## Begin WORKING DATA

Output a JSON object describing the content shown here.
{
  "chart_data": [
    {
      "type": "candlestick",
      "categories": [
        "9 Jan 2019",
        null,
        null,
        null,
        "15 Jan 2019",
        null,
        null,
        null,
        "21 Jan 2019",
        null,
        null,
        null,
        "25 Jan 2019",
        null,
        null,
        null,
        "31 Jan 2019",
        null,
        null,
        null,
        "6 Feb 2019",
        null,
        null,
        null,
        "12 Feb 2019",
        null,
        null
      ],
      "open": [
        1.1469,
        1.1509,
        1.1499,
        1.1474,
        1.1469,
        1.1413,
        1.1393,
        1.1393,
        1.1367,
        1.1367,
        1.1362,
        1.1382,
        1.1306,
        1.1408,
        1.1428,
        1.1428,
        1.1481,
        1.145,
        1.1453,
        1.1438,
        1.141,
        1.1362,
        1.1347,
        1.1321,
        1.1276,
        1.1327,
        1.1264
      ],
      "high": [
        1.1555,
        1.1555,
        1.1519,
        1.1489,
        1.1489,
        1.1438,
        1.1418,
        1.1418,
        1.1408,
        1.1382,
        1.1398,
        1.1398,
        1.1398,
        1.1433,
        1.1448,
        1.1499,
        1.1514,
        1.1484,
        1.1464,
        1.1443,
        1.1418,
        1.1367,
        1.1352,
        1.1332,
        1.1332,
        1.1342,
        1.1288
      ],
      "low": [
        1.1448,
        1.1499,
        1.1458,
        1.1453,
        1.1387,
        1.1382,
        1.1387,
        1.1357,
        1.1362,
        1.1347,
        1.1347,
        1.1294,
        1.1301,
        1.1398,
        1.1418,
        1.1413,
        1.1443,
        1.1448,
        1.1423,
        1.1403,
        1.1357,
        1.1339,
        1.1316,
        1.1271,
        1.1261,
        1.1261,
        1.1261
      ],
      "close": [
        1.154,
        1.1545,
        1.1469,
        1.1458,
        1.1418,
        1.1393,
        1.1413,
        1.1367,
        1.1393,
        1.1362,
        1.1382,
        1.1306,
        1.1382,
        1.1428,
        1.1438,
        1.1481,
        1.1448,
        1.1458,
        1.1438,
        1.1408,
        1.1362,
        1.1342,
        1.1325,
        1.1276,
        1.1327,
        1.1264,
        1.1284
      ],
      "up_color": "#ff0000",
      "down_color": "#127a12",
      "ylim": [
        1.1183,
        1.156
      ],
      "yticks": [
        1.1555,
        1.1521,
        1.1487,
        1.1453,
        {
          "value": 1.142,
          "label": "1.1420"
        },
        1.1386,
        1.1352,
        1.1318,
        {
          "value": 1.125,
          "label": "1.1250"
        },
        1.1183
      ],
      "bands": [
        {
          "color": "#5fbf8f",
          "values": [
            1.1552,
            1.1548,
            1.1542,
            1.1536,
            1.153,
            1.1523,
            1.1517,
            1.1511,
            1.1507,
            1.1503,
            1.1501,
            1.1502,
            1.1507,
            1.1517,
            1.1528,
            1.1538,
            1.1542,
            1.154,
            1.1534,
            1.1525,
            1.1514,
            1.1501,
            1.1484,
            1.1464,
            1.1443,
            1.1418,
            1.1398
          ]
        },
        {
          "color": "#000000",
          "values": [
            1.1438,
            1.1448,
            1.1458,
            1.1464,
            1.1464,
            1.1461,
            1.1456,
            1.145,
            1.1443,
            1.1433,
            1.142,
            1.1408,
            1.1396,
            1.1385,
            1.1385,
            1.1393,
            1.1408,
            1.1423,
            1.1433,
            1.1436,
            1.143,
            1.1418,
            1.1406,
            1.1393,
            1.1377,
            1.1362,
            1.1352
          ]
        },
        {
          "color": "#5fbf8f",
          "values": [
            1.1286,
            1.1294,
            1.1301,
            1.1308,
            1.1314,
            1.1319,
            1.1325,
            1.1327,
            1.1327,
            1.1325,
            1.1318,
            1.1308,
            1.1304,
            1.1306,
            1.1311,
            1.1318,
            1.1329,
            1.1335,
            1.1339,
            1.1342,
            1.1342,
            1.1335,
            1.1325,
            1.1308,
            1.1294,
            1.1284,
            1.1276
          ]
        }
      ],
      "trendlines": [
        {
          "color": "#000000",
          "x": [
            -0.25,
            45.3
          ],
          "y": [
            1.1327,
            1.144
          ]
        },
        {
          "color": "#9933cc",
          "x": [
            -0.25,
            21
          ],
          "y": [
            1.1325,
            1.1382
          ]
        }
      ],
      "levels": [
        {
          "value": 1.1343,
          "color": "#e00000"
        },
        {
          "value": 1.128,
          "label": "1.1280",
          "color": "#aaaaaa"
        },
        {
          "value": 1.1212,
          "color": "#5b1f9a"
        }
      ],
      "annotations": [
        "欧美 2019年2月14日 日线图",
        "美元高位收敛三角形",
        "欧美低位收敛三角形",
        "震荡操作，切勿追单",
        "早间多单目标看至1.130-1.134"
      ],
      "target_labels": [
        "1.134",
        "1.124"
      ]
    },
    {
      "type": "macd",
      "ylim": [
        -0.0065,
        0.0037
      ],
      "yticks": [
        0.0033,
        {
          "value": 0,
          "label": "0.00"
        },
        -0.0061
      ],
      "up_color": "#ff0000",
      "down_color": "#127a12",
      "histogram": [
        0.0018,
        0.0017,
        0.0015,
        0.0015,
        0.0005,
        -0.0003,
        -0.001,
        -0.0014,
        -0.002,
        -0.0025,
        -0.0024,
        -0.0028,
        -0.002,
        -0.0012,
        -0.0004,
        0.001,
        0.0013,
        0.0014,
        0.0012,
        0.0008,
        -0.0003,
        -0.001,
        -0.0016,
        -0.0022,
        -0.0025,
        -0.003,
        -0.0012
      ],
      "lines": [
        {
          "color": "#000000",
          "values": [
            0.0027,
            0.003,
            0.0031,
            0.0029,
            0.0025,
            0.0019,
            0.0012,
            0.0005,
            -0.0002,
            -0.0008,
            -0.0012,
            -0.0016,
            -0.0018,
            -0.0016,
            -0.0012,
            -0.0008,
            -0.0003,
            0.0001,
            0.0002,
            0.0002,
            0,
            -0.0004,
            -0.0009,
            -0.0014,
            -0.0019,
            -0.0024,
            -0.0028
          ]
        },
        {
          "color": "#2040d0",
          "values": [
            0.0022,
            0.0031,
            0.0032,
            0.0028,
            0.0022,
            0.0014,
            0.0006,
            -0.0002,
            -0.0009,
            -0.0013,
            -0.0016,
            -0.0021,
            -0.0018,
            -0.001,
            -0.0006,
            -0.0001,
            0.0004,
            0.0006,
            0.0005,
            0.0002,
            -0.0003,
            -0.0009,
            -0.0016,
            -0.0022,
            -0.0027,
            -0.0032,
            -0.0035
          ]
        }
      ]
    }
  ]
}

## End WORKING DATA

All of the lines above need to be given again exactly.

**ANSWER**
Output a JSON object describing the content shown here.
{
  "chart_data": [
    {
      "type": "candlestick",
      "categories": [
        "9 Jan 2019",
        null,
        null,
        null,
        "15 Jan 2019",
        null,
        null,
        null,
        "21 Jan 2019",
        null,
        null,
        null,
        "25 Jan 2019",
        null,
        null,
        null,
        "31 Jan 2019",
        null,
        null,
        null,
        "6 Feb 2019",
        null,
        null,
        null,
        "12 Feb 2019",
        null,
        null
      ],
      "open": [
        1.1469,
        1.1509,
        1.1499,
        1.1474,
        1.1469,
        1.1413,
        1.1393,
        1.1393,
        1.1367,
        1.1367,
        1.1362,
        1.1382,
        1.1306,
        1.1408,
        1.1428,
        1.1428,
        1.1481,
        1.145,
        1.1453,
        1.1438,
        1.141,
        1.1362,
        1.1347,
        1.1321,
        1.1276,
        1.1327,
        1.1264
      ],
      "high": [
        1.1555,
        1.1555,
        1.1519,
        1.1489,
        1.1489,
        1.1438,
        1.1418,
        1.1418,
        1.1408,
        1.1382,
        1.1398,
        1.1398,
        1.1398,
        1.1433,
        1.1448,
        1.1499,
        1.1514,
        1.1484,
        1.1464,
        1.1443,
        1.1418,
        1.1367,
        1.1352,
        1.1332,
        1.1332,
        1.1342,
        1.1288
      ],
      "low": [
        1.1448,
        1.1499,
        1.1458,
        1.1453,
        1.1387,
        1.1382,
        1.1387,
        1.1357,
        1.1362,
        1.1347,
        1.1347,
        1.1294,
        1.1301,
        1.1398,
        1.1418,
        1.1413,
        1.1443,
        1.1448,
        1.1423,
        1.1403,
        1.1357,
        1.1339,
        1.1316,
        1.1271,
        1.1261,
        1.1261,
        1.1261
      ],
      "close": [
        1.154,
        1.1545,
        1.1469,
        1.1458,
        1.1418,
        1.1393,
        1.1413,
        1.1367,
        1.1393,
        1.1362,
        1.1382,
        1.1306,
        1.1382,
        1.1428,
        1.1438,
        1.1481,
        1.1448,
        1.1458,
        1.1438,
        1.1408,
        1.1362,
        1.1342,
        1.1325,
        1.1276,
        1.1327,
        1.1264,
        1.1284
      ],
      "up_color": "#ff0000",
      "down_color": "#127a12",
      "ylim": [
        1.1183,
        1.156
      ],
      "yticks": [
        1.1555,
        1.1521,
        1.1487,
        1.1453,
        {
          "value": 1.142,
          "label": "1.1420"
        },
        1.1386,
        1.1352,
        1.1318,
        {
          "value": 1.125,
          "label": "1.1250"
        },
        1.1183
      ],
      "bands": [
        {
          "color": "#5fbf8f",
          "values": [
            1.1552,
            1.1548,
            1.1542,
            1.1536,
            1.153,
            1.1523,
            1.1517,
            1.1511,
            1.1507,
            1.1503,
            1.1501,
            1.1502,
            1.1507,
            1.1517,
            1.1528,
            1.1538,
            1.1542,
            1.154,
            1.1534,
            1.1525,
            1.1514,
            1.1501,
            1.1484,
            1.1464,
            1.1443,
            1.1418,
            1.1398
          ]
        },
        {
          "color": "#000000",
          "values": [
            1.1438,
            1.1448,
            1.1458,
            1.1464,
            1.1464,
            1.1461,
            1.1456,
            1.145,
            1.1443,
            1.1433,
            1.142,
            1.1408,
            1.1396,
            1.1385,
            1.1385,
            1.1393,
            1.1408,
            1.1423,
            1.1433,
            1.1436,
            1.143,
            1.1418,
            1.1406,
            1.1393,
            1.1377,
            1.1362,
            1.1352
          ]
        },
        {
          "color": "#5fbf8f",
          "values": [
            1.1286,
            1.1294,
            1.1301,
            1.1308,
            1.1314,
            1.1319,
            1.1325,
            1.1327,
            1.1327,
            1.1325,
            1.1318,
            1.1308,
            1.1304,
            1.1306,
            1.1311,
            1.1318,
            1.1329,
            1.1335,
            1.1339,
            1.1342,
            1.1342,
            1.1335,
            1.1325,
            1.1308,
            1.1294,
            1.1284,
            1.1276
          ]
        }
      ],
      "trendlines": [
        {
          "color": "#000000",
          "x": [
            -0.25,
            45.3
          ],
          "y": [
            1.1327,
            1.144
          ]
        },
        {
          "color": "#9933cc",
          "x": [
            -0.25,
            21
          ],
          "y": [
            1.1325,
            1.1382
          ]
        }
      ],
      "levels": [
        {
          "value": 1.1343,
          "color": "#e00000"
        },
        {
          "value": 1.128,
          "label": "1.1280",
          "color": "#aaaaaa"
        },
        {
          "value": 1.1212,
          "color": "#5b1f9a"
        }
      ],
      "annotations": [
        "欧美 2019年2月14日 日线图",
        "美元高位收敛三角形",
        "欧美低位收敛三角形",
        "震荡操作，切勿追单",
        "早间多单目标看至1.130-1.134"
      ],
      "target_labels": [
        "1.134",
        "1.124"
      ]
    },
    {
      "type": "macd",
      "ylim": [
        -0.0065,
        0.0037
      ],
      "yticks": [
        0.0033,
        {
          "value": 0,
          "label": "0.00"
        },
        -0.0061
      ],
      "up_color": "#ff0000",
      "down_color": "#127a12",
      "histogram": [
        0.0018,
        0.0017,
        0.0015,
        0.0015,
        0.0005,
        -0.0003,
        -0.001,
        -0.0014,
        -0.002,
        -0.0025,
        -0.0024,
        -0.0028,
        -0.002,
        -0.0012,
        -0.0004,
        0.001,
        0.0013,
        0.0014,
        0.0012,
        0.0008,
        -0.0003,
        -0.001,
        -0.0016,
        -0.0022,
        -0.0025,
        -0.003,
        -0.0012
      ],
      "lines": [
        {
          "color": "#000000",
          "values": [
            0.0027,
            0.003,
            0.0031,
            0.0029,
            0.0025,
            0.0019,
            0.0012,
            0.0005,
            -0.0002,
            -0.0008,
            -0.0012,
            -0.0016,
            -0.0018,
            -0.0016,
            -0.0012,
            -0.0008,
            -0.0003,
            0.0001,
            0.0002,
            0.0002,
            0,
            -0.0004,
            -0.0009,
            -0.0014,
            -0.0019,
            -0.0024,
            -0.0028
          ]
        },
        {
          "color": "#2040d0",
          "values": [
            0.0022,
            0.0031,
            0.0032,
            0.0028,
            0.0022,
            0.0014,
            0.0006,
            -0.0002,
            -0.0009,
            -0.0013,
            -0.0016,
            -0.0021,
            -0.0018,
            -0.001,
            -0.0006,
            -0.0001,
            0.0004,
            0.0006,
            0.0005,
            0.0002,
            -0.0003,
            -0.0009,
            -0.0016,
            -0.0022,
            -0.0027,
            -0.0032,
            -0.0035
          ]
        }
      ]
    }
  ]
}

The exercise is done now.